# [REQUIREMENTS]
Produce a verbatim copy of the entries listed below.

START

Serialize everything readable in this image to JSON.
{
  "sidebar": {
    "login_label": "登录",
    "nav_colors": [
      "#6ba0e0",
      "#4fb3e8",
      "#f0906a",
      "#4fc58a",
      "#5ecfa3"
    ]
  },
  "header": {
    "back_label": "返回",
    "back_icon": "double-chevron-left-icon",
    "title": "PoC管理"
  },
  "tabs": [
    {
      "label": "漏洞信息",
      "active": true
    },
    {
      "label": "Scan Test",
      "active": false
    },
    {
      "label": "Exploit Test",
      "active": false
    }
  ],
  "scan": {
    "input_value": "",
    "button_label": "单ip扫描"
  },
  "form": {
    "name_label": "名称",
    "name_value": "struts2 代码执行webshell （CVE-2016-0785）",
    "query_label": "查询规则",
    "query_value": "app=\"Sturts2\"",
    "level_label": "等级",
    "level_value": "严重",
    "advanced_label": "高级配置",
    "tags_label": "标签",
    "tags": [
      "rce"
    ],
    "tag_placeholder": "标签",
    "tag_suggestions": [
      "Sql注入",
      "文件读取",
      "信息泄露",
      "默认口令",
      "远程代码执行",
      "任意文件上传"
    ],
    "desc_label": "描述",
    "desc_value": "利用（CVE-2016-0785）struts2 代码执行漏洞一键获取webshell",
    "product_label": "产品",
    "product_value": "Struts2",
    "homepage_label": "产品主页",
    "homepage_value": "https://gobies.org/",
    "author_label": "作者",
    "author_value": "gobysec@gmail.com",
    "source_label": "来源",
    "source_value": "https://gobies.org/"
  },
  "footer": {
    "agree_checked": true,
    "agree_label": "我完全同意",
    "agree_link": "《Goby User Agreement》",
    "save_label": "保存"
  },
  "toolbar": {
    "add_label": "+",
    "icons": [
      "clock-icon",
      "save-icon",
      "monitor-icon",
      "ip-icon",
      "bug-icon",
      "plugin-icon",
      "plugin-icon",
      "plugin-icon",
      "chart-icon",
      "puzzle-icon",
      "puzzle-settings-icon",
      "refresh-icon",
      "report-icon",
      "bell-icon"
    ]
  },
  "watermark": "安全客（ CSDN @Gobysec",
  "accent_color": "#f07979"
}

END

# [EXPECTED ANSWER]
Serialize everything readable in this image to JSON.
{
  "sidebar": {
    "login_label": "登录",
    "nav_colors": [
      "#6ba0e0",
      "#4fb3e8",
      "#f0906a",
      "#4fc58a",
      "#5ecfa3"
    ]
  },
  "header": {
    "back_label": "返回",
    "back_icon": "double-chevron-left-icon",
    "title": "PoC管理"
  },
  "tabs": [
    {
      "label": "漏洞信息",
      "active": true
    },
    {
      "label": "Scan Test",
      "active": false
    },
    {
      "label": "Exploit Test",
      "active": false
    }
  ],
  "scan": {
    "input_value": "",
    "button_label": "单ip扫描"
  },
  "form": {
    "name_label": "名称",
    "name_value": "struts2 代码执行webshell （CVE-2016-0785）",
    "query_label": "查询规则",
    "query_value": "app=\"Sturts2\"",
    "level_label": "等级",
    "level_value": "严重",
    "advanced_label": "高级配置",
    "tags_label": "标签",
    "tags": [
      "rce"
    ],
    "tag_placeholder": "标签",
    "tag_suggestions": [
      "Sql注入",
      "文件读取",
      "信息泄露",
      "默认口令",
      "远程代码执行",
      "任意文件上传"
    ],
    "desc_label": "描述",
    "desc_value": "利用（CVE-2016-0785）struts2 代码执行漏洞一键获取webshell",
    "product_label": "产品",
    "product_value": "Struts2",
    "homepage_label": "产品主页",
    "homepage_value": "https://gobies.org/",
    "author_label": "作者",
    "author_value": "gobysec@gmail.com",
    "source_label": "来源",
    "source_value": "https://gobies.org/"
  },
  "footer": {
    "agree_checked": true,
    "agree_label": "我完全同意",
    "agree_link": "《Goby User Agreement》",
    "save_label": "保存"
  },
  "toolbar": {
    "add_label": "+",
    "icons": [
      "clock-icon",
      "save-icon",
      "monitor-icon",
      "ip-icon",
      "bug-icon",
      "plugin-icon",
      "plugin-icon",
      "plugin-icon",
      "chart-icon",
      "puzzle-icon",
      "puzzle-settings-icon",
      "refresh-icon",
      "report-icon",
      "bell-icon"
    ]
  },
  "watermark": "安全客（ CSDN @Gobysec",
  "accent_color": "#f07979"
}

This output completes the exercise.